── Source data

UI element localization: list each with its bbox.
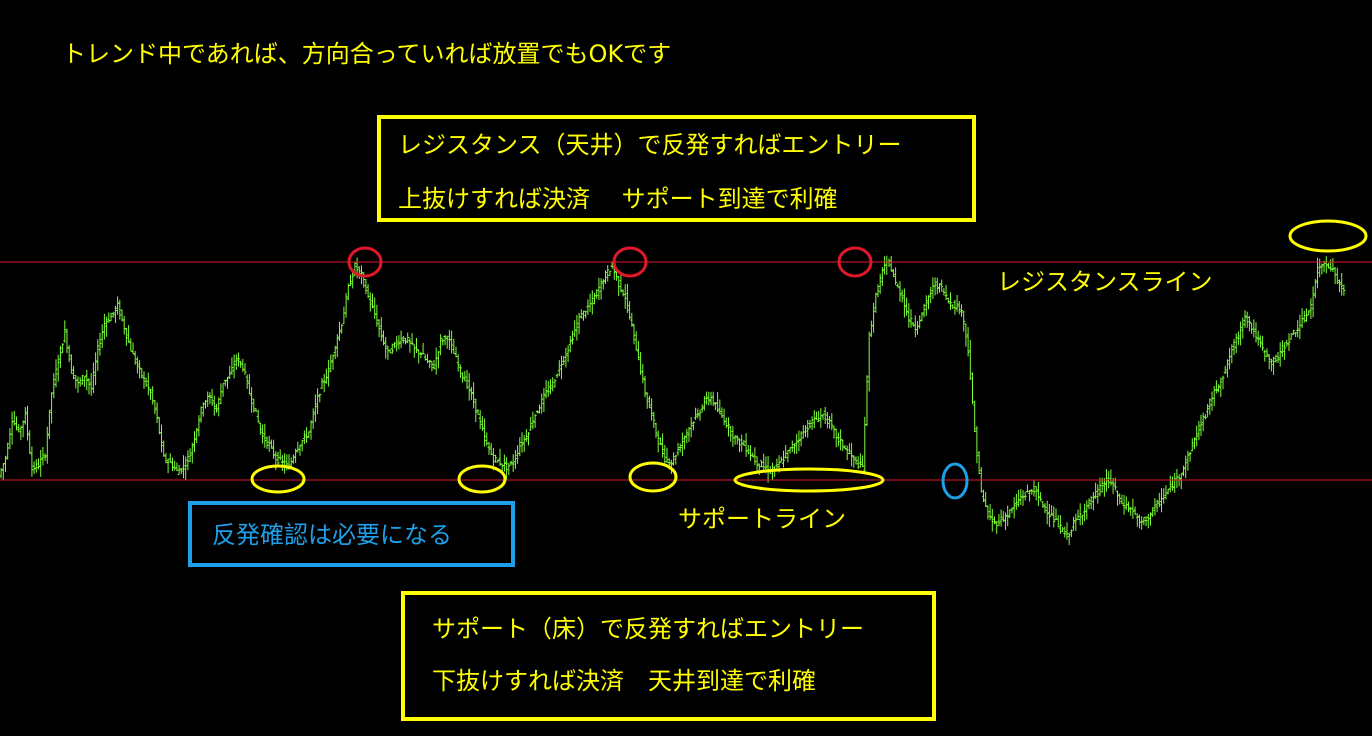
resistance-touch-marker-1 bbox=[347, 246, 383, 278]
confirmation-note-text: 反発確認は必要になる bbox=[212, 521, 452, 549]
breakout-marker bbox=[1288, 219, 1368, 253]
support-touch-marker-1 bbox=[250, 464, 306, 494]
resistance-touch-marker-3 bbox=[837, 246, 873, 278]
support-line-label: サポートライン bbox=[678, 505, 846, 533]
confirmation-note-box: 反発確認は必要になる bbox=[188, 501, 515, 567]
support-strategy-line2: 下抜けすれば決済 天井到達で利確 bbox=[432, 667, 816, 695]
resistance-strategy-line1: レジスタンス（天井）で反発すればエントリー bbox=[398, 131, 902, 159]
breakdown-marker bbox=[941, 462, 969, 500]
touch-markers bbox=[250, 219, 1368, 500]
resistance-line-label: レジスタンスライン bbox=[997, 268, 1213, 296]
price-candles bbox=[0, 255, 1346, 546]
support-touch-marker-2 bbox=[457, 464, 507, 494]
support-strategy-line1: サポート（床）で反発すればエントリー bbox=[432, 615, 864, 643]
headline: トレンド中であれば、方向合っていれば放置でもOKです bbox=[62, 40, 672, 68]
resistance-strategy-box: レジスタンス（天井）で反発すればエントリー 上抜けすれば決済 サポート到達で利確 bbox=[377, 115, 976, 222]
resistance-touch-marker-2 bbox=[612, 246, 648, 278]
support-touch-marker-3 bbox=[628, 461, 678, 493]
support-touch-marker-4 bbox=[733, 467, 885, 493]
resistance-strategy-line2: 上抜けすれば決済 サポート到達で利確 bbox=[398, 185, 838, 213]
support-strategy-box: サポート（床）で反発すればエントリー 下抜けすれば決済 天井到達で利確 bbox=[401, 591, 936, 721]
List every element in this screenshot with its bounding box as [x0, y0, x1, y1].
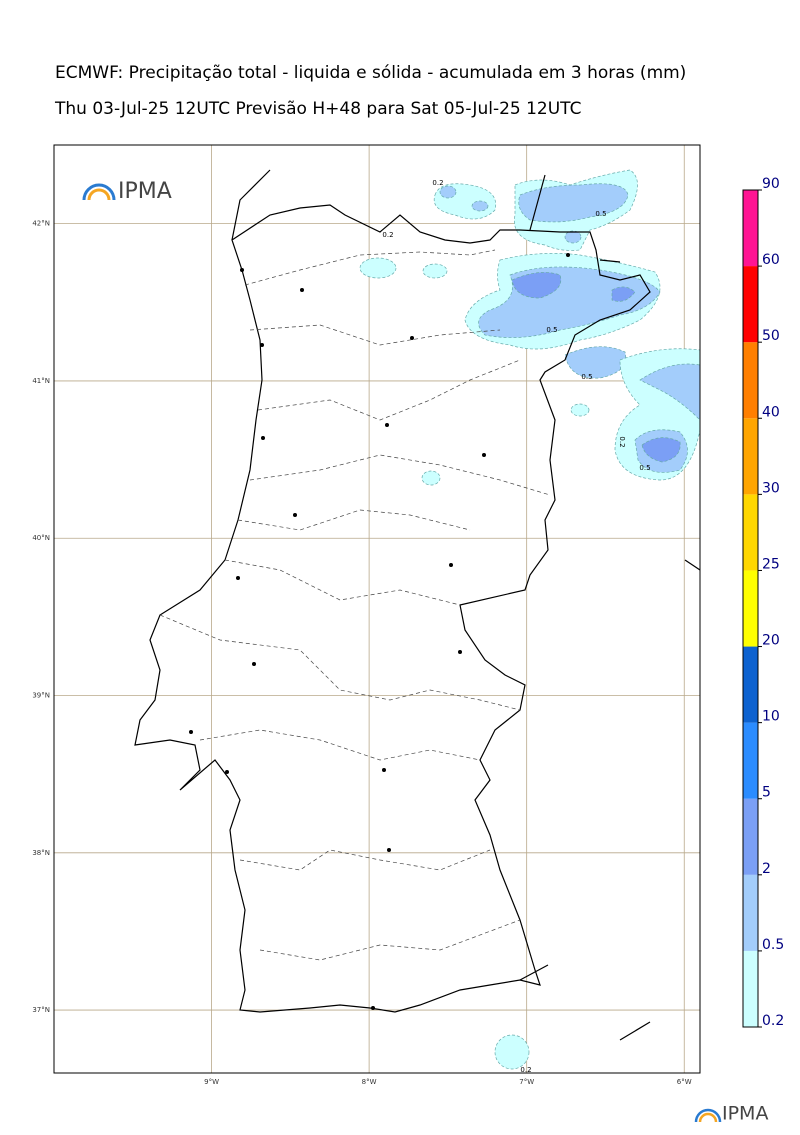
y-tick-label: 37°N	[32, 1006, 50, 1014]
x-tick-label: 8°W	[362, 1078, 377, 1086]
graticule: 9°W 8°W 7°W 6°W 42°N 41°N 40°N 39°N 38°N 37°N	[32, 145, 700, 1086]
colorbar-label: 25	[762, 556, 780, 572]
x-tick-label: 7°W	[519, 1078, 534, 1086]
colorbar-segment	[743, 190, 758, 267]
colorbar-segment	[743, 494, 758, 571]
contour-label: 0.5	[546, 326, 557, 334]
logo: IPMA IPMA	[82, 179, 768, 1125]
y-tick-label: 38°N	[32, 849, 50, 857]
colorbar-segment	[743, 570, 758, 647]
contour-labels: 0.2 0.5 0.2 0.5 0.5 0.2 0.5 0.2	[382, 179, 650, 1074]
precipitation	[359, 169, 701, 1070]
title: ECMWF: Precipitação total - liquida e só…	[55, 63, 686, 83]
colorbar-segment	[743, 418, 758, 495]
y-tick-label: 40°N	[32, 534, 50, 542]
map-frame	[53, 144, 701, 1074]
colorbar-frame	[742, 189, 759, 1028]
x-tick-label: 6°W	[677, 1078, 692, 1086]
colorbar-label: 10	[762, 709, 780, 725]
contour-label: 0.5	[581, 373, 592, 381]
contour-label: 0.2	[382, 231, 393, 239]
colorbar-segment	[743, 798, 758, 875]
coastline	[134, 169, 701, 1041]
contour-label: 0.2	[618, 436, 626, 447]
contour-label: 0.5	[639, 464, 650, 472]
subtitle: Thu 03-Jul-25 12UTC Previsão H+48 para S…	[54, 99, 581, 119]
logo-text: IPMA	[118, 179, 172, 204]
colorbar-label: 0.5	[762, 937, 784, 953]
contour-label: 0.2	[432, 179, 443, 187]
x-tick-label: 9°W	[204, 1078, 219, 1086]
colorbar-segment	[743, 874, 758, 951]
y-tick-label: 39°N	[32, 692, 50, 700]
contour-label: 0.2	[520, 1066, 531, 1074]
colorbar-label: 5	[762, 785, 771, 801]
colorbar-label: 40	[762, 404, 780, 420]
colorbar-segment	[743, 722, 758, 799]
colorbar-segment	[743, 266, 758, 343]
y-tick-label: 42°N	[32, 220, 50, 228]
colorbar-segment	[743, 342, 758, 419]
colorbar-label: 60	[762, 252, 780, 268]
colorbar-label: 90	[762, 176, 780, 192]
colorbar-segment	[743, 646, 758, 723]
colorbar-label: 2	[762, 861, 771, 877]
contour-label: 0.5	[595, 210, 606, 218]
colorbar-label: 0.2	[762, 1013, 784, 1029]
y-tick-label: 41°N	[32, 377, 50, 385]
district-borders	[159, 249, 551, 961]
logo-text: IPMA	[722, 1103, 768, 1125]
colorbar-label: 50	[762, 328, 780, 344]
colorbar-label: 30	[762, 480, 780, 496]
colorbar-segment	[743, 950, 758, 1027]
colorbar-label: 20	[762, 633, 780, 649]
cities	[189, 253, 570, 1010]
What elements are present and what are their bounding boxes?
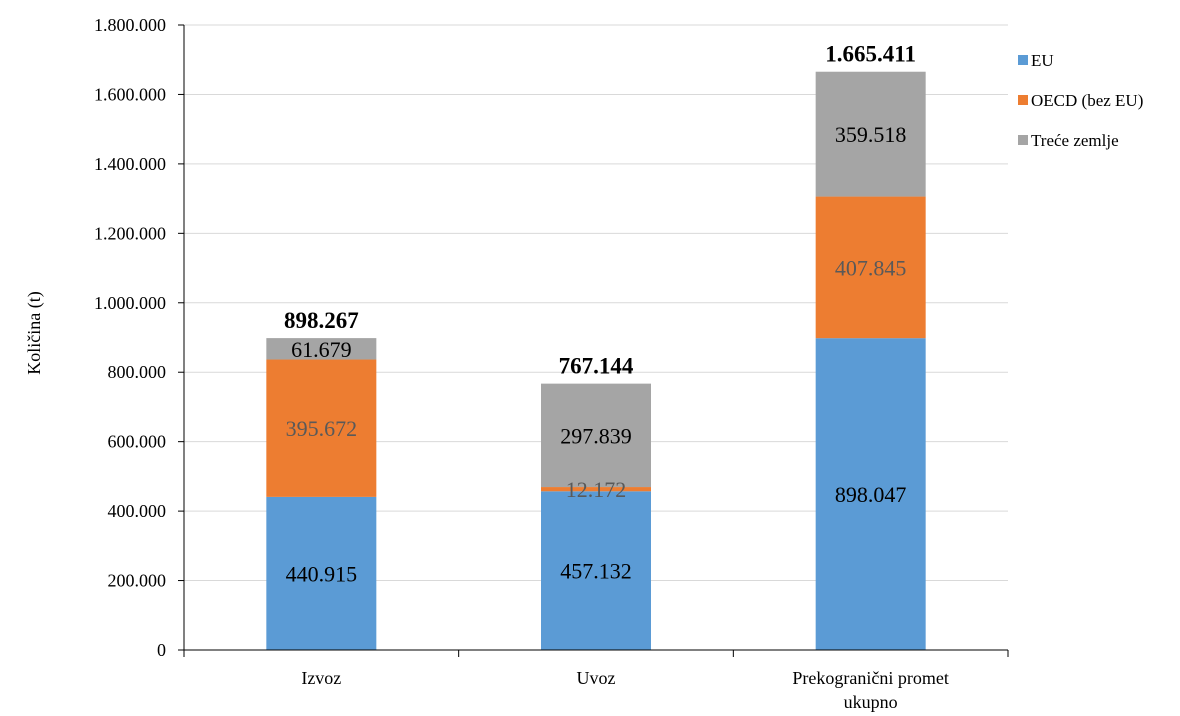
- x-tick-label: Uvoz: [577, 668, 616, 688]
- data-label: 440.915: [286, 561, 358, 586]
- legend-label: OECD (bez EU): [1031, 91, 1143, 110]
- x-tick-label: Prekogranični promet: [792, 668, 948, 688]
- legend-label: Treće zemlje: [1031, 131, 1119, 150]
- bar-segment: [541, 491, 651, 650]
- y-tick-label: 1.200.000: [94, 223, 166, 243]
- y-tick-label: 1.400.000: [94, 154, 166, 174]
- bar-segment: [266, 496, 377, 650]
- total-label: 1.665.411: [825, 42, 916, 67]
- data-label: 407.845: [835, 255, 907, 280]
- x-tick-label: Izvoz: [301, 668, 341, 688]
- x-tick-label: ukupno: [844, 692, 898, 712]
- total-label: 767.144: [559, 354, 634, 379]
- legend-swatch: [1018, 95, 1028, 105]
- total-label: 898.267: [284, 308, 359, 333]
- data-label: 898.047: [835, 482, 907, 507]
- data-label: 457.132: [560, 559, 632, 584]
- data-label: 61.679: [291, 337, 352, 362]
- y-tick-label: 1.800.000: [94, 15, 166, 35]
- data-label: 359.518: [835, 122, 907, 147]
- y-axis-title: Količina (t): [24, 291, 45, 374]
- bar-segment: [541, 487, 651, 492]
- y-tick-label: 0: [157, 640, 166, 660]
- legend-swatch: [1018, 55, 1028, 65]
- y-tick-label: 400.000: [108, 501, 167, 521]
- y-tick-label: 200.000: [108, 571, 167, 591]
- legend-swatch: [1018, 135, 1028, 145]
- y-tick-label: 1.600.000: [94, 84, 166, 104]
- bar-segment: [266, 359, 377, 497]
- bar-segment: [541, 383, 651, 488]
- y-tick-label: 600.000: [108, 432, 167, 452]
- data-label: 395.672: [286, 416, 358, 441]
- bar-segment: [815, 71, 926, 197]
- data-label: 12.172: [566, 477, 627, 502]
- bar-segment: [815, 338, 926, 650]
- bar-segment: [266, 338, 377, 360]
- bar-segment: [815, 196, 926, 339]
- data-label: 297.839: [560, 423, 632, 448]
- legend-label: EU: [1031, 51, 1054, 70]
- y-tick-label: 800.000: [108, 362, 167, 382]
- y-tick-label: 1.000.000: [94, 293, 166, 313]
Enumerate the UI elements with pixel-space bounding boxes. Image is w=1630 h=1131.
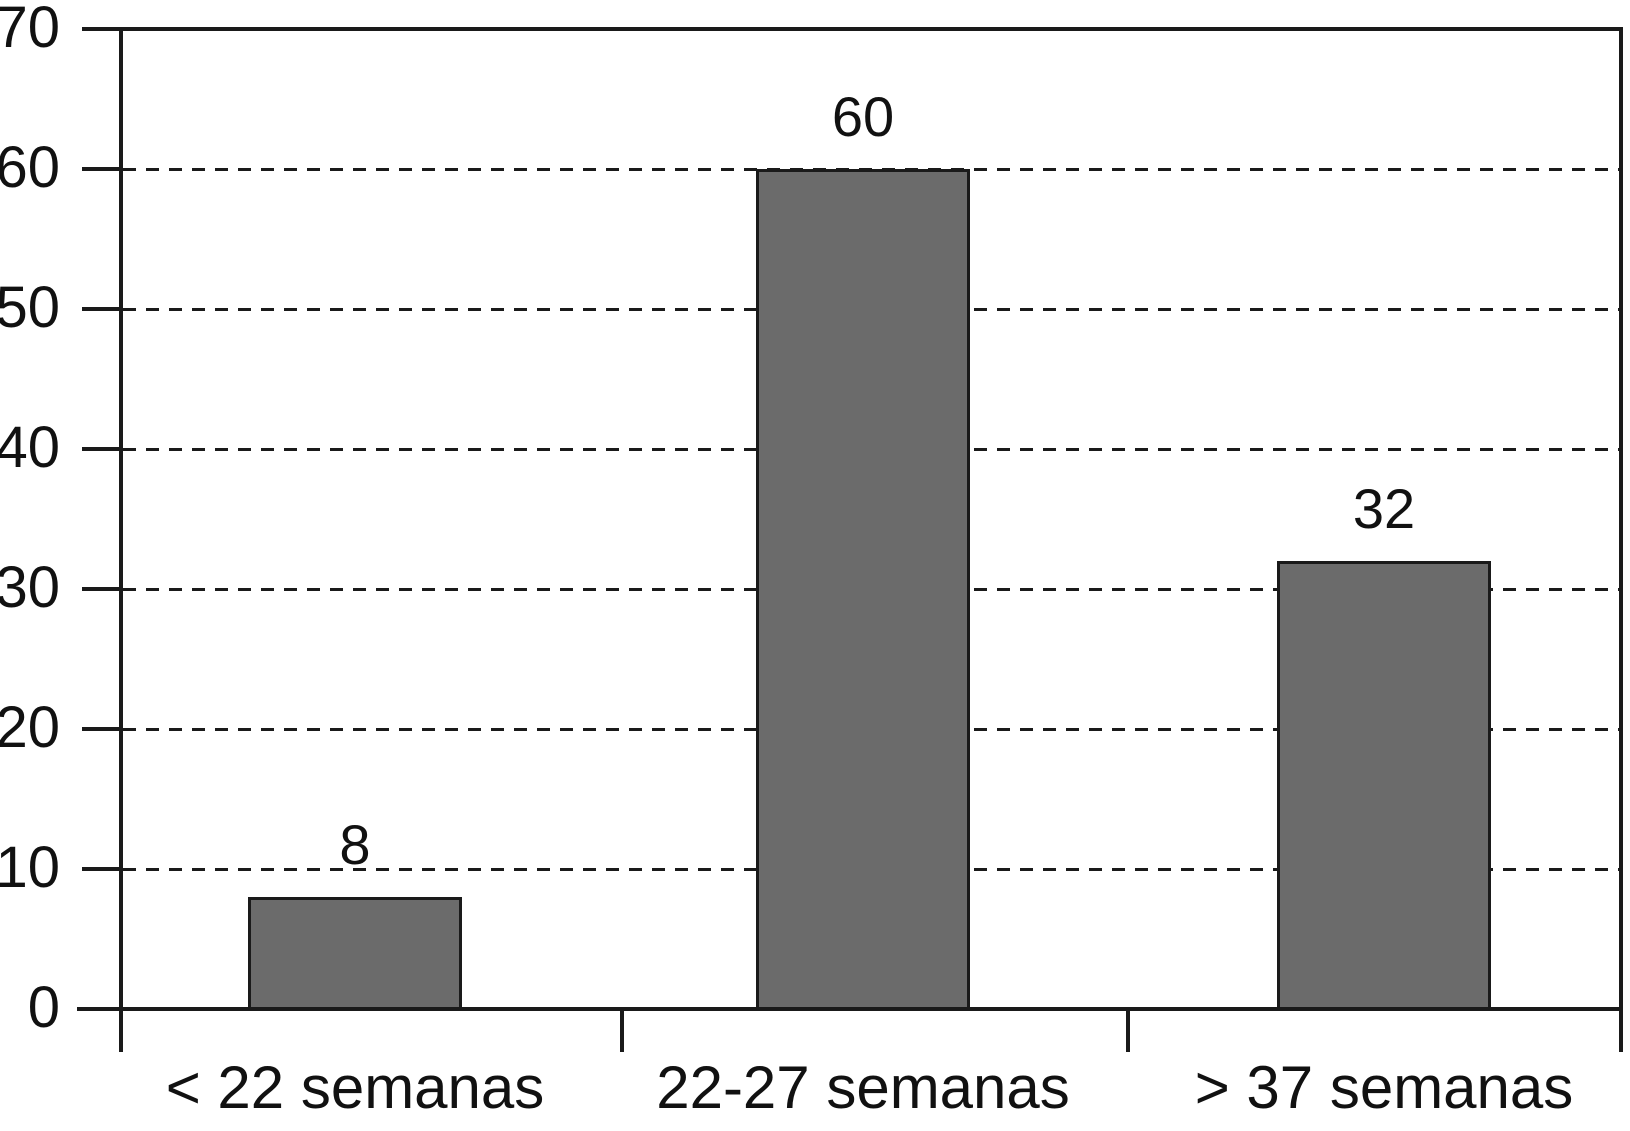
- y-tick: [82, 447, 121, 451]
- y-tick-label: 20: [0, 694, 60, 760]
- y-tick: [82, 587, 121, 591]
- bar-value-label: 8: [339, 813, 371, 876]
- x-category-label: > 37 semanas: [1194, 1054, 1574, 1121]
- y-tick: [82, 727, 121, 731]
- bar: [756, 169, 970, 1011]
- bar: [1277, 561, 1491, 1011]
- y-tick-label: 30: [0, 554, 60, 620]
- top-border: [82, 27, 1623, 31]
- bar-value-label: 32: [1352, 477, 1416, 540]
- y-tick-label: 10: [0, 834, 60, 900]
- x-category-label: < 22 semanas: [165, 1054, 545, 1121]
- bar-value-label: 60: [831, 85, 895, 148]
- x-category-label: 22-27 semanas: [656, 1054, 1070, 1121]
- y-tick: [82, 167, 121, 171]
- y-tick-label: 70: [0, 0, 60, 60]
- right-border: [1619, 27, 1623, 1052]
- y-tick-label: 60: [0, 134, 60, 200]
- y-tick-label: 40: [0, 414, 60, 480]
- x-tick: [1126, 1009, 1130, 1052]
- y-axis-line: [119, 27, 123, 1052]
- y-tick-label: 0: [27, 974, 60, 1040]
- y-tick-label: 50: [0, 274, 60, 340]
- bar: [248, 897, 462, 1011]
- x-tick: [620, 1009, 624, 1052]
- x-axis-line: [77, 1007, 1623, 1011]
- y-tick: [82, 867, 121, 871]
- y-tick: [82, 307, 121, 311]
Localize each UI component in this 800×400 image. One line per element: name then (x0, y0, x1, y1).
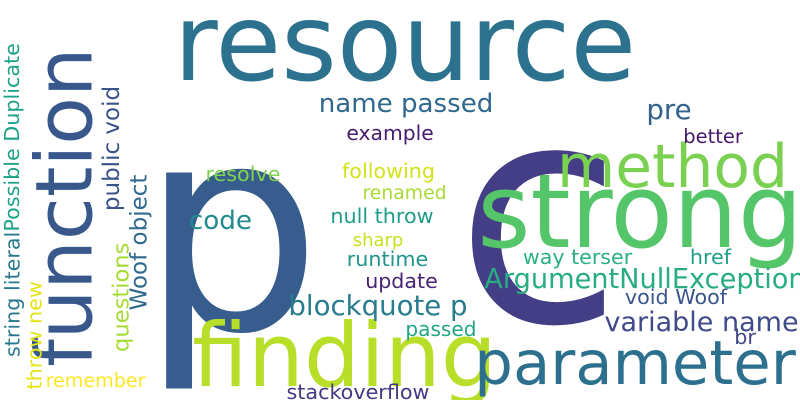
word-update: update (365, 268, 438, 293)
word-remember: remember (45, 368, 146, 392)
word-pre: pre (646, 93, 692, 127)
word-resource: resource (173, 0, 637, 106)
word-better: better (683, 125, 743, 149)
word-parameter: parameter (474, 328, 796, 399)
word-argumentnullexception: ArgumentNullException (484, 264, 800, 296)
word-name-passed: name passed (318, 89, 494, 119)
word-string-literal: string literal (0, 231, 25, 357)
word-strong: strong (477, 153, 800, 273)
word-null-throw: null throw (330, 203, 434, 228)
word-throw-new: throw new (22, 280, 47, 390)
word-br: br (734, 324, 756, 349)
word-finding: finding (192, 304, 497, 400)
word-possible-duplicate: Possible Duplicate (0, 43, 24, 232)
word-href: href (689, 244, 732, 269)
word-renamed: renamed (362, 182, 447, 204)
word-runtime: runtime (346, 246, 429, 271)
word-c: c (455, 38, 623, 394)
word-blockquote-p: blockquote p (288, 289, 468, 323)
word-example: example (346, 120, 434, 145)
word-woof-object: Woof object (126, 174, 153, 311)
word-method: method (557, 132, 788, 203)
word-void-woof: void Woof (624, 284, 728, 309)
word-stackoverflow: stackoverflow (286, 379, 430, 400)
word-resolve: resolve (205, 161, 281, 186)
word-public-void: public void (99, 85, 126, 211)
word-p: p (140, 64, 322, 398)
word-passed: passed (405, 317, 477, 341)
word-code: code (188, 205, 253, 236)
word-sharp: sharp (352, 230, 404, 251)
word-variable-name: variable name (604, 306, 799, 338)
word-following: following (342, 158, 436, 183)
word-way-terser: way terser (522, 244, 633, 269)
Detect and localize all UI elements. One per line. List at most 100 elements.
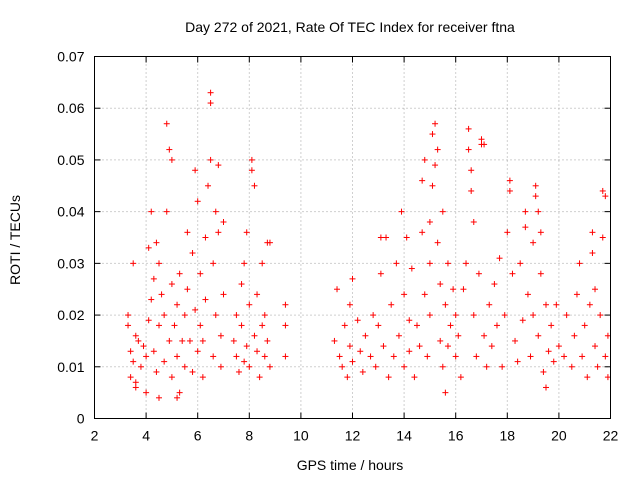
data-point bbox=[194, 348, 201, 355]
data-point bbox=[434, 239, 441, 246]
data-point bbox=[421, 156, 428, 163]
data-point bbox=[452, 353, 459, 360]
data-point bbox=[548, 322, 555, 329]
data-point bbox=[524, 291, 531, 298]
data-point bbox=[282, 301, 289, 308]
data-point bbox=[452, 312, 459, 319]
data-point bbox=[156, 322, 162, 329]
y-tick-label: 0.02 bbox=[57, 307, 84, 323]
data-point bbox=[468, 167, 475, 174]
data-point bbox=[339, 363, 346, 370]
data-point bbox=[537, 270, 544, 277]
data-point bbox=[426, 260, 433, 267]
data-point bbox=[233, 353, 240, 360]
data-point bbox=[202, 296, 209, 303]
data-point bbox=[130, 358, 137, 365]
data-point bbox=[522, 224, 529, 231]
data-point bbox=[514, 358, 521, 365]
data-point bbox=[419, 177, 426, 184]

────

Locate each line in the listing that contains the string "bounding" with matching case, and copy those lines out.

List every element in this screenshot with its bounding box as [x0, y0, x1, y1].
What elements are present and what are their bounding boxes?
Enumerate the UI elements with pixel-space bounding boxes. Image is w=1630 h=1131.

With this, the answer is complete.